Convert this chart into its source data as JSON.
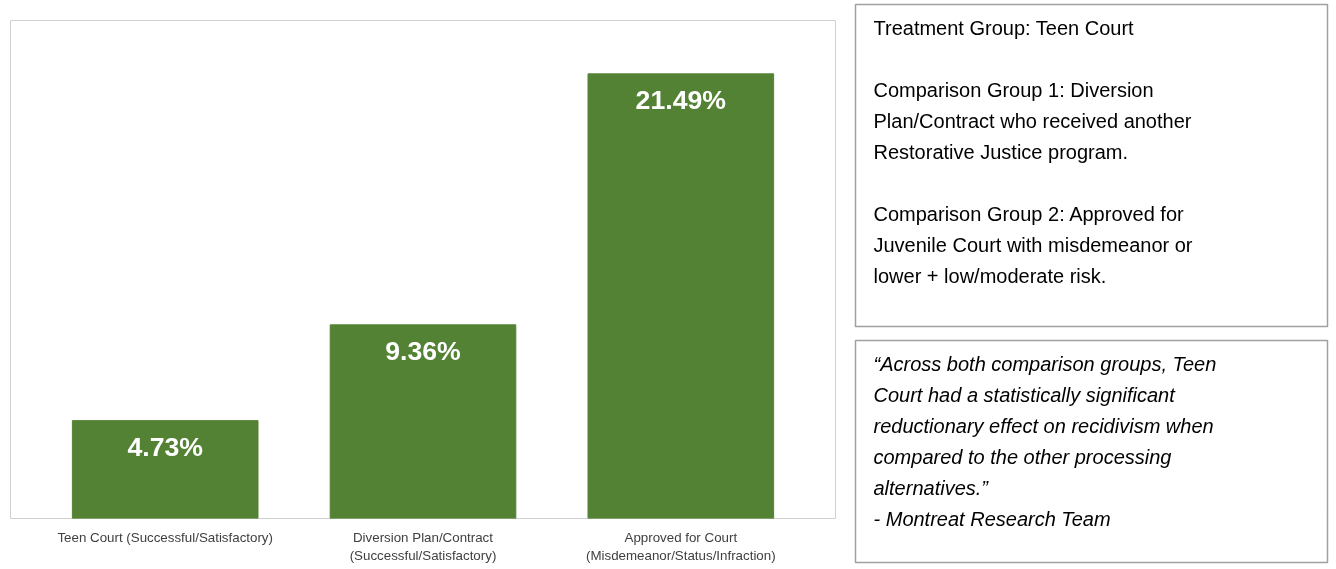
{
  "chart_data": [
    {
      "type": "bar",
      "categories": [
        "Teen Court (Successful/Satisfactory)",
        "Diversion Plan/Contract\n(Successful/Satisfactory)",
        "Approved for Court\n(Misdemeanor/Status/Infraction)"
      ],
      "values": [
        4.73,
        9.36,
        21.49
      ],
      "value_labels": [
        "4.73%",
        "9.36%",
        "21.49%"
      ],
      "color": "#548235",
      "tick_labels": "x",
      "grid": false
    },
    {
      "type": "other",
      "annotations": [
        "Treatment Group: Teen Court",
        "Comparison Group 1: Diversion Plan/Contract who received another Restorative Justice program.",
        "Comparison Group 2: Approved for Juvenile Court with misdemeanor or lower + low/moderate risk."
      ]
    },
    {
      "type": "other",
      "annotations": [
        "“Across both comparison groups, Teen Court had a statistically significant reductionary effect on recidivism when compared to the other processing alternatives.”",
        "- Montreat Research Team"
      ]
    }
  ]
}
______
GOAL: From the data above, count the lines where "Diversion" occurs and give that figure and nothing else.

EXERCISE SOLUTION: 2